Give back every line exactly as it appears, pictures excluded.
******
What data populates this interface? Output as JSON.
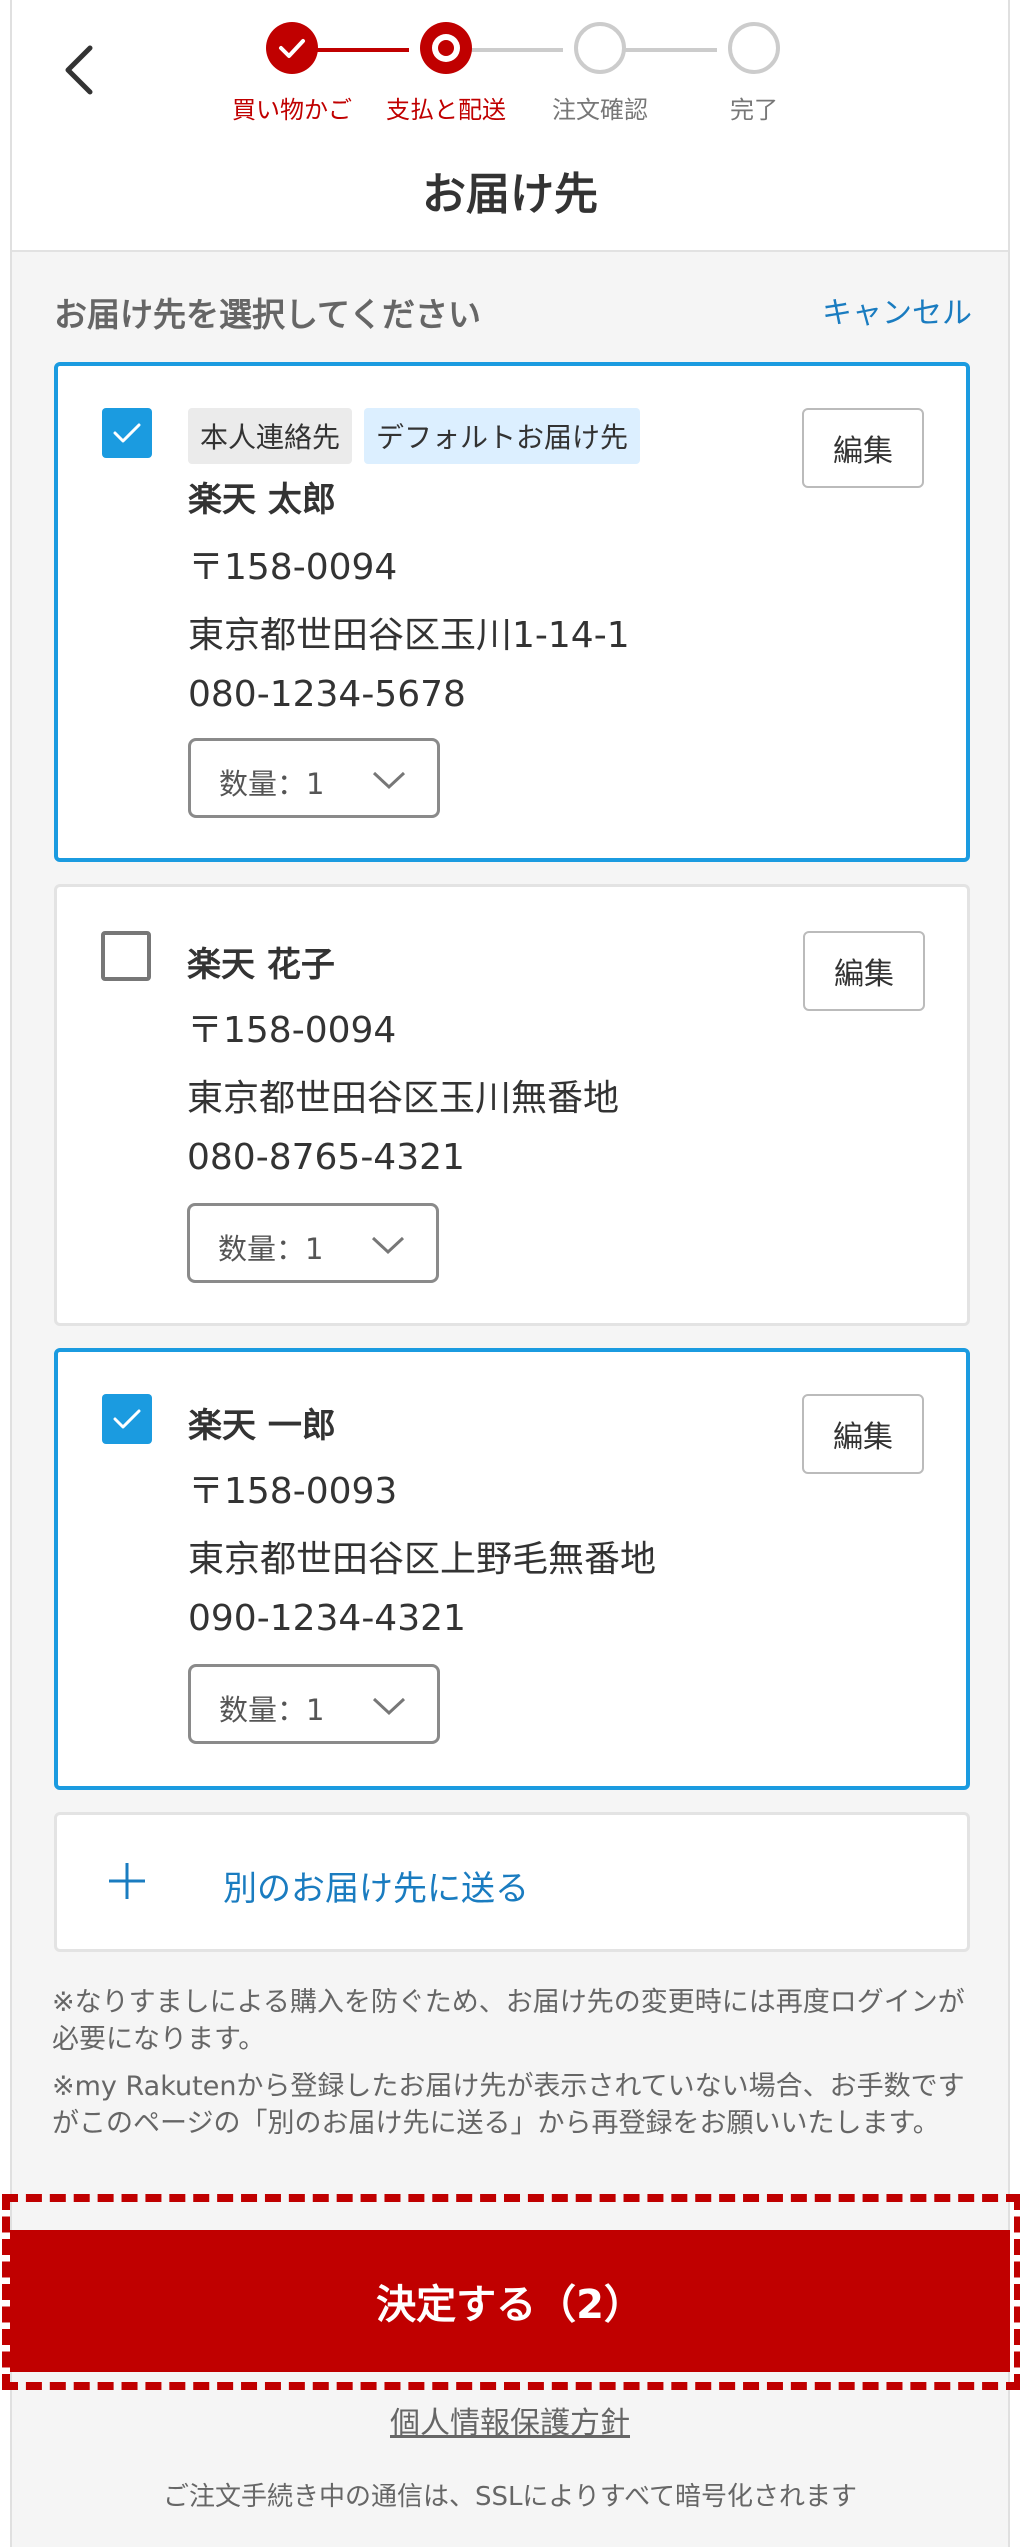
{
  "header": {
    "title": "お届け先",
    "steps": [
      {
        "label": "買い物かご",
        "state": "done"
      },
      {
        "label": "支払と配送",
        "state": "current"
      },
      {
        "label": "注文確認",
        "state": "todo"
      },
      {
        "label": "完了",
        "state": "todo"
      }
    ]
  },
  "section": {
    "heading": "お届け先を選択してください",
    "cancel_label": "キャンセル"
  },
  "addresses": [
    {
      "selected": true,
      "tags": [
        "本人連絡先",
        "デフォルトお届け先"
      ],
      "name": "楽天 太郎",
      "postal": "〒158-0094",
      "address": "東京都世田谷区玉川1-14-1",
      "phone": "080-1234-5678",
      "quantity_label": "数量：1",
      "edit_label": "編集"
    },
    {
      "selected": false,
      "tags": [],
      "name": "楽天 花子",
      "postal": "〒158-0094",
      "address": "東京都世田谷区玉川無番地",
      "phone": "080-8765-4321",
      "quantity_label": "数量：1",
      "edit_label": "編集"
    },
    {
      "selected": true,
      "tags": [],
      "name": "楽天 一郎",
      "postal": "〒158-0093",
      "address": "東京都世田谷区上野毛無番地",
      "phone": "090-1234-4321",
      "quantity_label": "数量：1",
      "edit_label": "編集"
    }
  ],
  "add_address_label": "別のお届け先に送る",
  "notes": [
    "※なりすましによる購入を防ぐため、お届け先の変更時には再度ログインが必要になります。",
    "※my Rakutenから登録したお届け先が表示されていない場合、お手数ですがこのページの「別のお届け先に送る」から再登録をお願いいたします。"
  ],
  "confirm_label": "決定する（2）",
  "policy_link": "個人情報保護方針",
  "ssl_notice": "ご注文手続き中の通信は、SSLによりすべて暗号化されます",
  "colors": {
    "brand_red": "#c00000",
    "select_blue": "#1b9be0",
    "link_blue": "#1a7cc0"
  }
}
******
### Written answer
What data populates this interface? Output as JSON.
{
  "header": {
    "title": "お届け先",
    "steps": [
      {
        "label": "買い物かご",
        "state": "done"
      },
      {
        "label": "支払と配送",
        "state": "current"
      },
      {
        "label": "注文確認",
        "state": "todo"
      },
      {
        "label": "完了",
        "state": "todo"
      }
    ]
  },
  "section": {
    "heading": "お届け先を選択してください",
    "cancel_label": "キャンセル"
  },
  "addresses": [
    {
      "selected": true,
      "tags": [
        "本人連絡先",
        "デフォルトお届け先"
      ],
      "name": "楽天 太郎",
      "postal": "〒158-0094",
      "address": "東京都世田谷区玉川1-14-1",
      "phone": "080-1234-5678",
      "quantity_label": "数量：1",
      "edit_label": "編集"
    },
    {
      "selected": false,
      "tags": [],
      "name": "楽天 花子",
      "postal": "〒158-0094",
      "address": "東京都世田谷区玉川無番地",
      "phone": "080-8765-4321",
      "quantity_label": "数量：1",
      "edit_label": "編集"
    },
    {
      "selected": true,
      "tags": [],
      "name": "楽天 一郎",
      "postal": "〒158-0093",
      "address": "東京都世田谷区上野毛無番地",
      "phone": "090-1234-4321",
      "quantity_label": "数量：1",
      "edit_label": "編集"
    }
  ],
  "add_address_label": "別のお届け先に送る",
  "notes": [
    "※なりすましによる購入を防ぐため、お届け先の変更時には再度ログインが必要になります。",
    "※my Rakutenから登録したお届け先が表示されていない場合、お手数ですがこのページの「別のお届け先に送る」から再登録をお願いいたします。"
  ],
  "confirm_label": "決定する（2）",
  "policy_link": "個人情報保護方針",
  "ssl_notice": "ご注文手続き中の通信は、SSLによりすべて暗号化されます",
  "colors": {
    "brand_red": "#c00000",
    "select_blue": "#1b9be0",
    "link_blue": "#1a7cc0"
  }
}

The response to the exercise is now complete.